_The problem_: Transcribe every entry word for word, but skip the images.

[Stored records]
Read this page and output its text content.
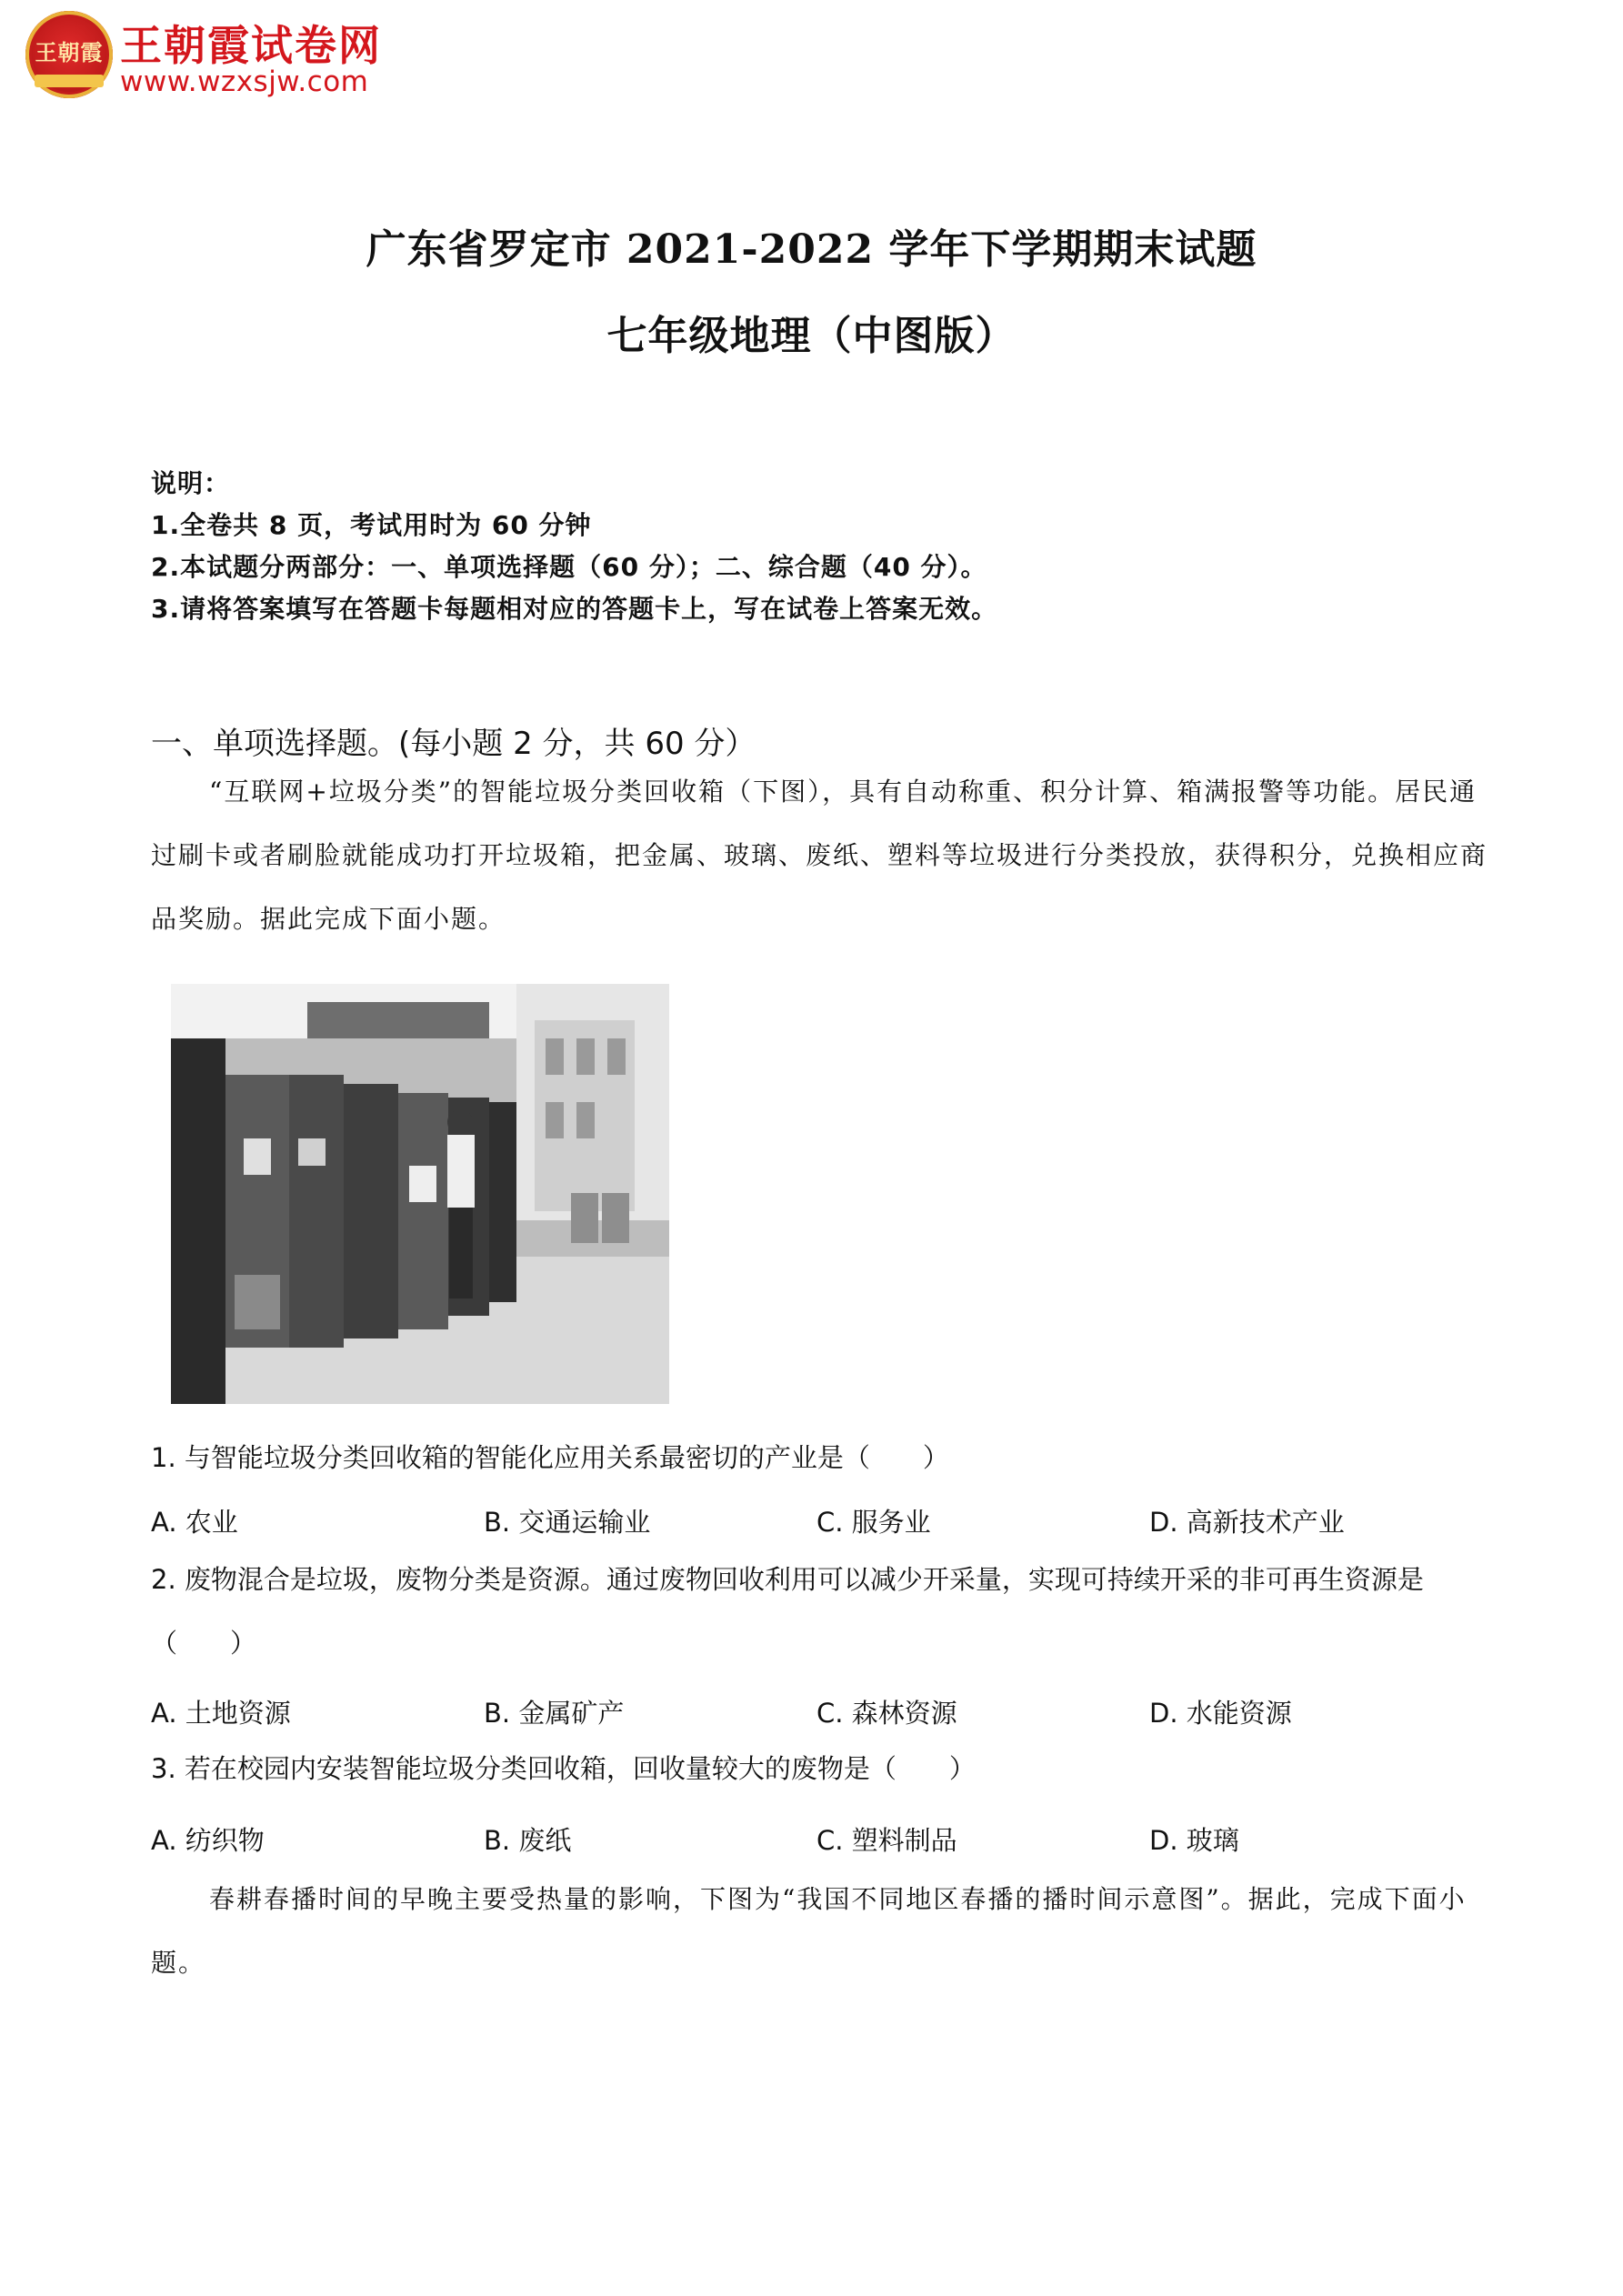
王朝霞 王朝霞试卷网
www.wzxsjw.com
广东省罗定市 2021-2022 学年下学期期末试题
七年级地理（中图版）
说明：
1.全卷共 8 页，考试用时为 60 分钟
2.本试题分两部分：一、单项选择题（60 分）；二、综合题（40 分）。
3.请将答案填写在答题卡每题相对应的答题卡上，写在试卷上答案无效。
一、单项选择题。(每小题 2 分，共 60 分）
“互联网+垃圾分类”的智能垃圾分类回收箱（下图），具有自动称重、积分计算、箱满报警等功能。居民通过刷卡或者刷脸就能成功打开垃圾箱，把金属、玻璃、废纸、塑料等垃圾进行分类投放，获得积分，兑换相应商品奖励。据此完成下面小题。
1. 与智能垃圾分类回收箱的智能化应用关系最密切的产业是（　　）
A. 农业	B. 交通运输业	C. 服务业	D. 高新技术产业
2. 废物混合是垃圾，废物分类是资源。通过废物回收利用可以减少开采量，实现可持续开采的非可再生资源是（　　）
A. 土地资源	B. 金属矿产	C. 森林资源	D. 水能资源
3. 若在校园内安装智能垃圾分类回收箱，回收量较大的废物是（　　）
A. 纺织物	B. 废纸	C. 塑料制品	D. 玻璃
春耕春播时间的早晚主要受热量的影响，下图为“我国不同地区春播的播时间示意图”。据此，完成下面小题。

_Task output_:
Read this page and output its text content.
王朝霞 王朝霞试卷网
www.wzxsjw.com
广东省罗定市 2021-2022 学年下学期期末试题
七年级地理（中图版）
说明：
1.全卷共 8 页，考试用时为 60 分钟
2.本试题分两部分：一、单项选择题（60 分）；二、综合题（40 分）。
3.请将答案填写在答题卡每题相对应的答题卡上，写在试卷上答案无效。
一、单项选择题。(每小题 2 分，共 60 分）
“互联网+垃圾分类”的智能垃圾分类回收箱（下图），具有自动称重、积分计算、箱满报警等功能。居民通过刷卡或者刷脸就能成功打开垃圾箱，把金属、玻璃、废纸、塑料等垃圾进行分类投放，获得积分，兑换相应商品奖励。据此完成下面小题。
1. 与智能垃圾分类回收箱的智能化应用关系最密切的产业是（　　）
A. 农业	B. 交通运输业	C. 服务业	D. 高新技术产业
2. 废物混合是垃圾，废物分类是资源。通过废物回收利用可以减少开采量，实现可持续开采的非可再生资源是（　　）
A. 土地资源	B. 金属矿产	C. 森林资源	D. 水能资源
3. 若在校园内安装智能垃圾分类回收箱，回收量较大的废物是（　　）
A. 纺织物	B. 废纸	C. 塑料制品	D. 玻璃
春耕春播时间的早晚主要受热量的影响，下图为“我国不同地区春播的播时间示意图”。据此，完成下面小题。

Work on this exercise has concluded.